** WRITTEN TASK **
Copy, from the entries below, each line where the word "AppData" can be found.

Extracted records:
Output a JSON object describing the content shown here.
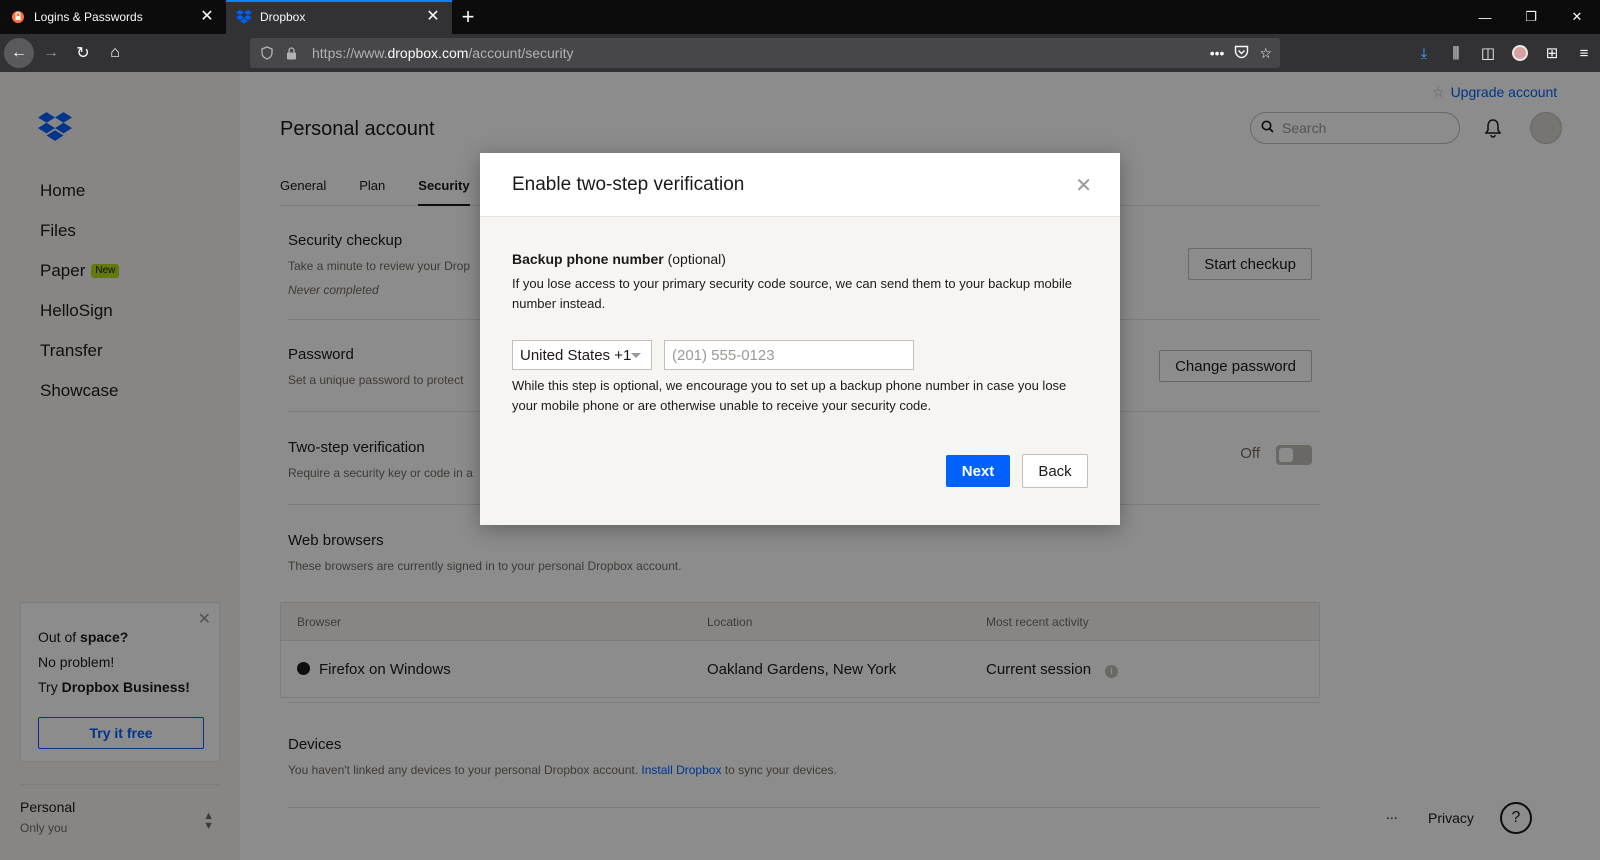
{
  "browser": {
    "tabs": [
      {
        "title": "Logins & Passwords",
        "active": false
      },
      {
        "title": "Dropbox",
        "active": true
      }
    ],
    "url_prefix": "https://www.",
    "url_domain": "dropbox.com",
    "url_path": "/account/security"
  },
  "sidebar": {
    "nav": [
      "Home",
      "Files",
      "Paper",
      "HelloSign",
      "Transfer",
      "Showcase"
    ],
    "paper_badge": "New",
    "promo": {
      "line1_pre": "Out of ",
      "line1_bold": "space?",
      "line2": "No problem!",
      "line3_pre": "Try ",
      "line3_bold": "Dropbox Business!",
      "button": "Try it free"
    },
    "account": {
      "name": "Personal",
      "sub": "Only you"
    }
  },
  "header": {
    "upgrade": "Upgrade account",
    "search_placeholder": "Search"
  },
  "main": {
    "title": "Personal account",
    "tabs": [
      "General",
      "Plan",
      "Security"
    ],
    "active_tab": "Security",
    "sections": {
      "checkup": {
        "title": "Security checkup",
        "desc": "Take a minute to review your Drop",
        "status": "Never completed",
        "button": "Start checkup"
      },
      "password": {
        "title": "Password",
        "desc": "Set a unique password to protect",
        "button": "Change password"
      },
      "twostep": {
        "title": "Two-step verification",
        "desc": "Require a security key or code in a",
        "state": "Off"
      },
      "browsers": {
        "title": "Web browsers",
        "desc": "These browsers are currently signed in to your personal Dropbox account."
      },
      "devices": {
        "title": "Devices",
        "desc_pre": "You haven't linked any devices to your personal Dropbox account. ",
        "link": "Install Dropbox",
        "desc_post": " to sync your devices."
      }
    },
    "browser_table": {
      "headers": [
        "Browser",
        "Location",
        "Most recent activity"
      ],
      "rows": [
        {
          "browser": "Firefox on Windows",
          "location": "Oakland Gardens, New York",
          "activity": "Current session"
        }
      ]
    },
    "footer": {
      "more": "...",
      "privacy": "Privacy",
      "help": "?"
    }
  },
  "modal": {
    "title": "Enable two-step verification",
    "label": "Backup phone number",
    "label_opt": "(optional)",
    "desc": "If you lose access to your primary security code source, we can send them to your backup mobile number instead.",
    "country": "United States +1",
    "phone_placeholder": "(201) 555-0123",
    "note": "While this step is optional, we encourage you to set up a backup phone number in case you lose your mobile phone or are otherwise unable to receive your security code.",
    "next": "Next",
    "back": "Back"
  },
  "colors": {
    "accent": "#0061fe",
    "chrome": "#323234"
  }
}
* * *
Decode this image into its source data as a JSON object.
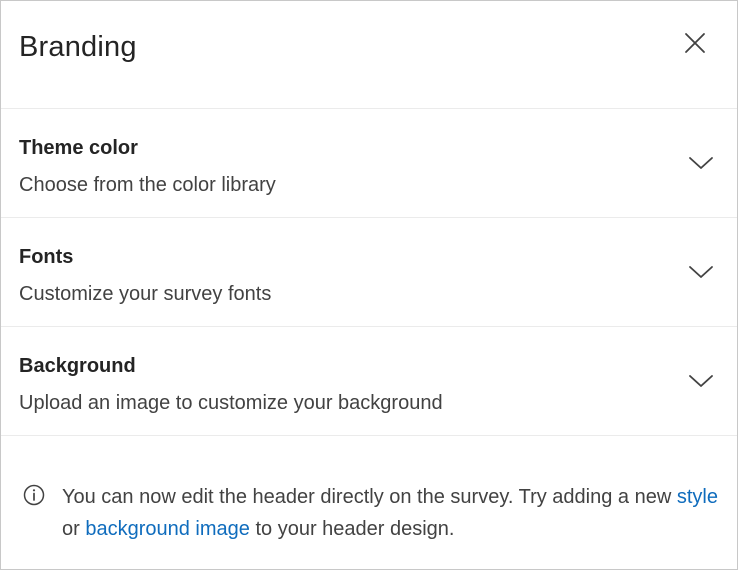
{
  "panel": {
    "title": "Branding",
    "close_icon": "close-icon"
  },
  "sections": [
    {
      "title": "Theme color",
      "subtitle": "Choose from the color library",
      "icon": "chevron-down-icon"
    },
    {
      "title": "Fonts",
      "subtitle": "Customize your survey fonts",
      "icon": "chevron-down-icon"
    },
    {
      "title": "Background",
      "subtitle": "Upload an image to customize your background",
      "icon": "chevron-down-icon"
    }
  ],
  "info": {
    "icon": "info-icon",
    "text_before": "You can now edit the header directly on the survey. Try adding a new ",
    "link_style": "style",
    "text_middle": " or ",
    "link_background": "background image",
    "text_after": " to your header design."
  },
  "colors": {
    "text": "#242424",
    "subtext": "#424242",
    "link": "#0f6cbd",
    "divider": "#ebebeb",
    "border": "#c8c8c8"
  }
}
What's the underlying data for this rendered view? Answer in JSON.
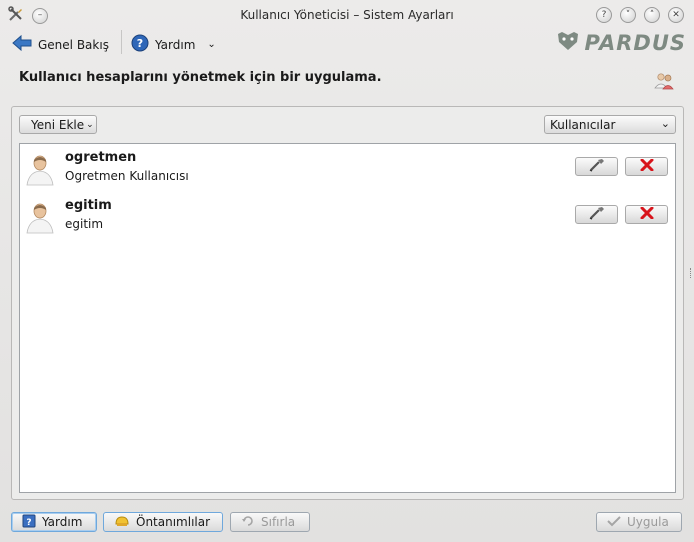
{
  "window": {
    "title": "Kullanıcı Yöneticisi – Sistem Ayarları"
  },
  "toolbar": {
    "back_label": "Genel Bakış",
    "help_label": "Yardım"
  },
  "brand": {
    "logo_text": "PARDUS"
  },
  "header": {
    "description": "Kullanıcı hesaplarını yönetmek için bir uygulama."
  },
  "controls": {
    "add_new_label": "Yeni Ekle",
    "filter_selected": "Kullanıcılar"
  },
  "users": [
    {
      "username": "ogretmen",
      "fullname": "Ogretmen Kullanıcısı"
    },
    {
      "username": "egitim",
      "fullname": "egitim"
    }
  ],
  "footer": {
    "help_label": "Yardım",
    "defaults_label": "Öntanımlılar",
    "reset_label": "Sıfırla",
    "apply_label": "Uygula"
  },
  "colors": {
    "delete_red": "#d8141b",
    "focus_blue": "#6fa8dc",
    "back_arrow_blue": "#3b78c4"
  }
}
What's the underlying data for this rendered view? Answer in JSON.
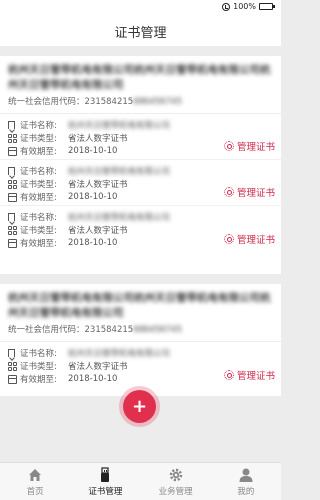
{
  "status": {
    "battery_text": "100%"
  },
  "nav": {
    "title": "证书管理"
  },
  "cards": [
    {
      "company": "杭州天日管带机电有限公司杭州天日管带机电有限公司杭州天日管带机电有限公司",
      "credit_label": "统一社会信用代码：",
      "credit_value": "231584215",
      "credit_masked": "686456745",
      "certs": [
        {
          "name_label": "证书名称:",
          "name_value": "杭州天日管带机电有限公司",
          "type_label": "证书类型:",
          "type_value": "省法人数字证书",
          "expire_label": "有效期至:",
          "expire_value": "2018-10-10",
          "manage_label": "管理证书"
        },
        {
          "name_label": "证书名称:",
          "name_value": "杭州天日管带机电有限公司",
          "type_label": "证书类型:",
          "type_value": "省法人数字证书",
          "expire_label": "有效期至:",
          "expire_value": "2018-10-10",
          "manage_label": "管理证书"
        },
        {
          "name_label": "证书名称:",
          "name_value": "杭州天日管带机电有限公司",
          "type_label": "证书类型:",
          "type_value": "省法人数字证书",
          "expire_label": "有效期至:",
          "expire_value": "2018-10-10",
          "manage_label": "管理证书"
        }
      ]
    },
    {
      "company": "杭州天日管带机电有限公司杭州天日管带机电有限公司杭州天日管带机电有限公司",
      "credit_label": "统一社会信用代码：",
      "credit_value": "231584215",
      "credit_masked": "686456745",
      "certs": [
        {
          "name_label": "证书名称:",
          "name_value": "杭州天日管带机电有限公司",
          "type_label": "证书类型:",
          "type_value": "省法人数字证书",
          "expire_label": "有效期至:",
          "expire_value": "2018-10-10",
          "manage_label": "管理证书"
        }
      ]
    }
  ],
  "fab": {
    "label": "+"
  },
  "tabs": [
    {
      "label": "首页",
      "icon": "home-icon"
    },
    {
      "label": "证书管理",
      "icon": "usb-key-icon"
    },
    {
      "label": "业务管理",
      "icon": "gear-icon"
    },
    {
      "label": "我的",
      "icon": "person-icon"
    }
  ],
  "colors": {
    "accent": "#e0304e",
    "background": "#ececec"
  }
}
==
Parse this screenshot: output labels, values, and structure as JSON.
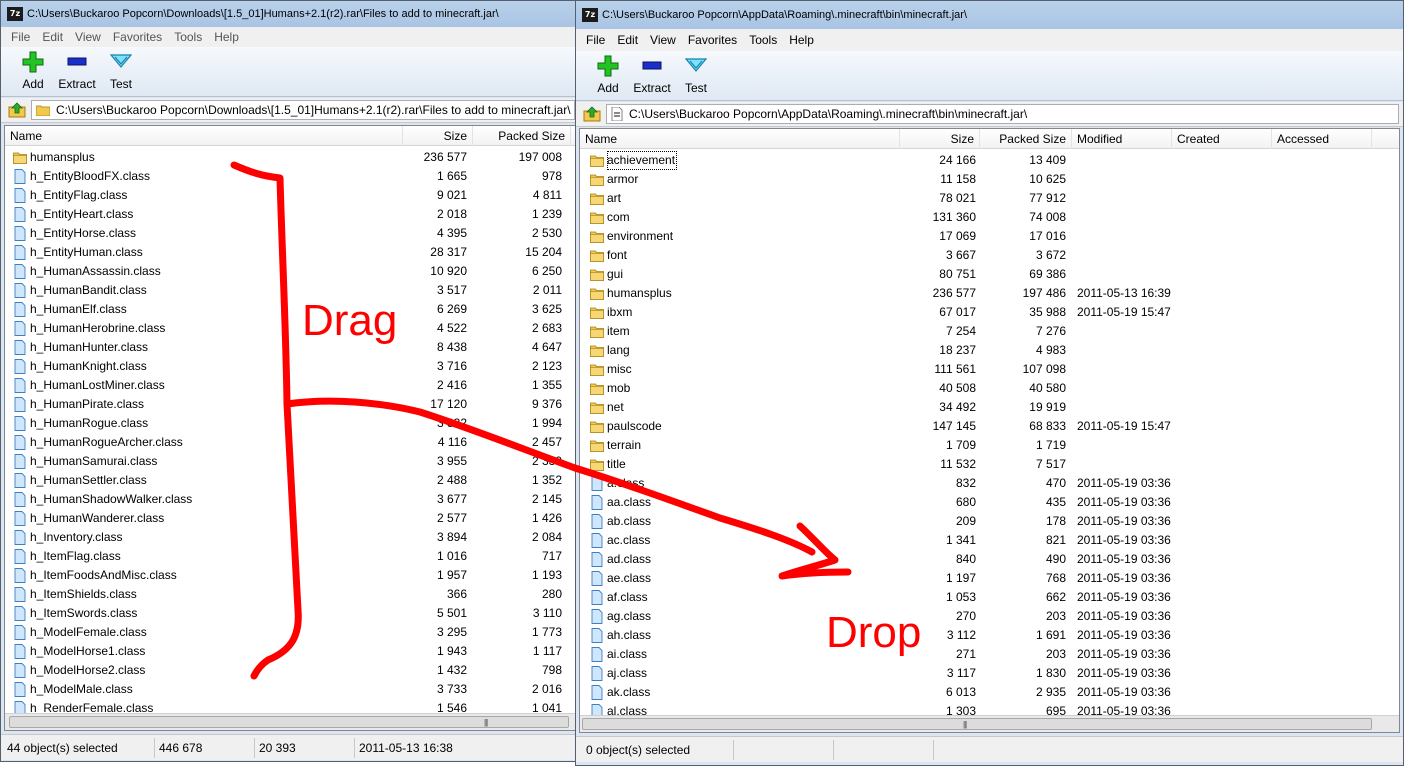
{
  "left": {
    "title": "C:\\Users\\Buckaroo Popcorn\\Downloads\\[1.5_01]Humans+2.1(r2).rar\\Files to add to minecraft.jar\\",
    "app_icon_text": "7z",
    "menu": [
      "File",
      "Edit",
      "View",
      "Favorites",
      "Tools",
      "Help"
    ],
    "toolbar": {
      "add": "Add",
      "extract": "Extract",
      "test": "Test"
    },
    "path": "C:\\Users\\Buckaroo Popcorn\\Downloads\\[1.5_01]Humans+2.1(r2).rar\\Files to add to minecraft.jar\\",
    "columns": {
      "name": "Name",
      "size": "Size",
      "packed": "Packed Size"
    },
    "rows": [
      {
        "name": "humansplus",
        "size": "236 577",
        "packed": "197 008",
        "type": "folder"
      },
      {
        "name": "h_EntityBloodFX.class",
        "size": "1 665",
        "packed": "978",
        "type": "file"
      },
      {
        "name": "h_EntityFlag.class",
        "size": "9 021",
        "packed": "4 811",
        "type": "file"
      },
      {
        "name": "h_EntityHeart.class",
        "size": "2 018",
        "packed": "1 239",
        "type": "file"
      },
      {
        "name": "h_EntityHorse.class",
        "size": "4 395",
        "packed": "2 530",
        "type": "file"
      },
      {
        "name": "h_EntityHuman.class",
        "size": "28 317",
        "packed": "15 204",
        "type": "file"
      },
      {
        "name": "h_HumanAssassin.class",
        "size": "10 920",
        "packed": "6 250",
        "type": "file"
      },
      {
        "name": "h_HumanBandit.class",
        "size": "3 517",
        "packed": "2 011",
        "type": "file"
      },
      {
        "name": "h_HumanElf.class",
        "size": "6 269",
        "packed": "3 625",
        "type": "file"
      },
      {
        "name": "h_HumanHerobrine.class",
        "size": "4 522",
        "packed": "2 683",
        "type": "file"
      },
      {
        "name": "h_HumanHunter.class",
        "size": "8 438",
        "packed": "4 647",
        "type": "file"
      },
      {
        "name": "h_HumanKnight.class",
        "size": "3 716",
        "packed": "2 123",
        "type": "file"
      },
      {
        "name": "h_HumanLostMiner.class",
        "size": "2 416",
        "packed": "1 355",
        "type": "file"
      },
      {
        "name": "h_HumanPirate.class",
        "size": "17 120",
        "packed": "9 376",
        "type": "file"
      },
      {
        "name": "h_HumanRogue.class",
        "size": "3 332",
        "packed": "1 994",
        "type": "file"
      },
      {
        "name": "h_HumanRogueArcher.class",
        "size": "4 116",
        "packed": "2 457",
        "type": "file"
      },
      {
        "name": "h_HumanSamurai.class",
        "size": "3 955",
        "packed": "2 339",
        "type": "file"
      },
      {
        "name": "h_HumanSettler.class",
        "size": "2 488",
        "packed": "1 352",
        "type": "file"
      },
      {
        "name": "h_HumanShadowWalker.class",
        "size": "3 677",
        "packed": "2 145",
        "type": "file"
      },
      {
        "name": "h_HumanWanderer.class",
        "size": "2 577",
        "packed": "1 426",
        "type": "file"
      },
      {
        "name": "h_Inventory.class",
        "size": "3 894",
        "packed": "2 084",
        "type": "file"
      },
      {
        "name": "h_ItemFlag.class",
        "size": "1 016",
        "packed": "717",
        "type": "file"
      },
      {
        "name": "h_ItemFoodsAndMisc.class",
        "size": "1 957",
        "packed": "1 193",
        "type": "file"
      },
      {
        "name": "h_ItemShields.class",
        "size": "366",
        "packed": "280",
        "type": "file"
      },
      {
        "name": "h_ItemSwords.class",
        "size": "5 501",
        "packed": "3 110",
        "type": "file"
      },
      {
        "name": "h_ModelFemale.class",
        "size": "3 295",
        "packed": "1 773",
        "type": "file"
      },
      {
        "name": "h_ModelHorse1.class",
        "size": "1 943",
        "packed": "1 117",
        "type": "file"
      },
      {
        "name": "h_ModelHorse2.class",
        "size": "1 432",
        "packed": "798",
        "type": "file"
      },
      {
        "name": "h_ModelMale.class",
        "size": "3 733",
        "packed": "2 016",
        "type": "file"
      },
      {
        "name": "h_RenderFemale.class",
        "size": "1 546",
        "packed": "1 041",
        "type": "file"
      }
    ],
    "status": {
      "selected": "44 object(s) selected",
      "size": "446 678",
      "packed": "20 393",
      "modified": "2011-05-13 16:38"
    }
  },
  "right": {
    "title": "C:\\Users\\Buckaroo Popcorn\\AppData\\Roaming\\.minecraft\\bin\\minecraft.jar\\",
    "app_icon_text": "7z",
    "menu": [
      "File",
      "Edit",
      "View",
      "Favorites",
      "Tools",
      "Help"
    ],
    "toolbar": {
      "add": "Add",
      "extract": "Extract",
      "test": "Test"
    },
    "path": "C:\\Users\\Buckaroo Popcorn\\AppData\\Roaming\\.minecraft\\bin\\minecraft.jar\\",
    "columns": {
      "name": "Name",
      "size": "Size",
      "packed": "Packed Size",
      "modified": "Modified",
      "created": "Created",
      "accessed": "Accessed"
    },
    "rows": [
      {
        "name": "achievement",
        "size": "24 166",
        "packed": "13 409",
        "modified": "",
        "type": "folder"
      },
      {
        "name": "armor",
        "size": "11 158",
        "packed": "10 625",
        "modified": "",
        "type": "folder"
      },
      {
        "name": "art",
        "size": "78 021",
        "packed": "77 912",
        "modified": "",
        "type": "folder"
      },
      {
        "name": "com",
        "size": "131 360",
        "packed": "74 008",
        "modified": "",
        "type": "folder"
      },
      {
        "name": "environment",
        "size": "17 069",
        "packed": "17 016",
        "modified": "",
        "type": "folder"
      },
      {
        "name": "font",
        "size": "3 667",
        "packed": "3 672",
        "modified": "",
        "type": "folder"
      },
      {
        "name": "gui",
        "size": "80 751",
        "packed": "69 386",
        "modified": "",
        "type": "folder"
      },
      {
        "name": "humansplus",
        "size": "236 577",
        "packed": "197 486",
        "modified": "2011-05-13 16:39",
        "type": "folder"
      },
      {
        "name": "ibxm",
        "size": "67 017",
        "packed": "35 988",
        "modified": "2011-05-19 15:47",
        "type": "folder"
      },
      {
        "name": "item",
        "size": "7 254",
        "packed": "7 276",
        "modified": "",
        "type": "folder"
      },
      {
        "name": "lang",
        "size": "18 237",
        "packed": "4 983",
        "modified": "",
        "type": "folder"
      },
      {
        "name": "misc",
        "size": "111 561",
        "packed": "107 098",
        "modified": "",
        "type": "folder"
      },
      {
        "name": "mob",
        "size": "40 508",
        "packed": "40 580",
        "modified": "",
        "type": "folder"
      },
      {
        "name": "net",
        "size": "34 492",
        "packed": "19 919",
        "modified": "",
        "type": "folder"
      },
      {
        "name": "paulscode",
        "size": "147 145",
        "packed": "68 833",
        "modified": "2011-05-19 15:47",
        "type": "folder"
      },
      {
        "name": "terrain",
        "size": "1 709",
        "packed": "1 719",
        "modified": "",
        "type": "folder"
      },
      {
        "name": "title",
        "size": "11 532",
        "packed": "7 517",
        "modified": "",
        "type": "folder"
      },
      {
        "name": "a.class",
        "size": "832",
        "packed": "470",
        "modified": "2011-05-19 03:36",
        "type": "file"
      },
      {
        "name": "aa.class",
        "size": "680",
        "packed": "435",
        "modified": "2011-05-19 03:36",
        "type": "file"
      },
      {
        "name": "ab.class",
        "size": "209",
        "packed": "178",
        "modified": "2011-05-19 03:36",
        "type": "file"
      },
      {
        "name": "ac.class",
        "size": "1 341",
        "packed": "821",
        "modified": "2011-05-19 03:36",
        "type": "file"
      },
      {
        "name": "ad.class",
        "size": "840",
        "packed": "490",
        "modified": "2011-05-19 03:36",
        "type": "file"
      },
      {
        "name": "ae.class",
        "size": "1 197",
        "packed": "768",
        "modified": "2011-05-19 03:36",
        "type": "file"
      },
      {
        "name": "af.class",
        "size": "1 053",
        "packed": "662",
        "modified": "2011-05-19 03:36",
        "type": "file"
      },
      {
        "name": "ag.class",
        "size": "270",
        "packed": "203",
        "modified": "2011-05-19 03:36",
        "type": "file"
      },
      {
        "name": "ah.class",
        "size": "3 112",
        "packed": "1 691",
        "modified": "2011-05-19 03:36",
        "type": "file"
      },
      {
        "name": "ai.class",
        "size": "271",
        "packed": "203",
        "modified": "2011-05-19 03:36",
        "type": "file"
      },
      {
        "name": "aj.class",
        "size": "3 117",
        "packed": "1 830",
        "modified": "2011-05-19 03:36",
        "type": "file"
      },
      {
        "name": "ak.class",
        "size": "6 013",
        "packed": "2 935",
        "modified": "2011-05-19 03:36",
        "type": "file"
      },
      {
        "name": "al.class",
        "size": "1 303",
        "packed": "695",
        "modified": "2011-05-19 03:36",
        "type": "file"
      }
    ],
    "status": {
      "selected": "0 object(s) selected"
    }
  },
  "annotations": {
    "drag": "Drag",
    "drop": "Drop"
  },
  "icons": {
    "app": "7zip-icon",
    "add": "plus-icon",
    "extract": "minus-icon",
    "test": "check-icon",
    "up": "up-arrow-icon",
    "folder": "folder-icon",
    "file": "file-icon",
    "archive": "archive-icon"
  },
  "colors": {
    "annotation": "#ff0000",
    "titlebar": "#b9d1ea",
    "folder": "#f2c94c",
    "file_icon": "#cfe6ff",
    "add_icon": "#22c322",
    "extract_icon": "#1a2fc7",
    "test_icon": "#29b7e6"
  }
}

** ANSWER TO THE EXERCISE **
    "title": "C:\\Users\\Buckaroo Popcorn\\AppData\\Roaming\\.minecraft\\bin\\minecraft.jar\\",
    "path": "C:\\Users\\Buckaroo Popcorn\\AppData\\Roaming\\.minecraft\\bin\\minecraft.jar\\",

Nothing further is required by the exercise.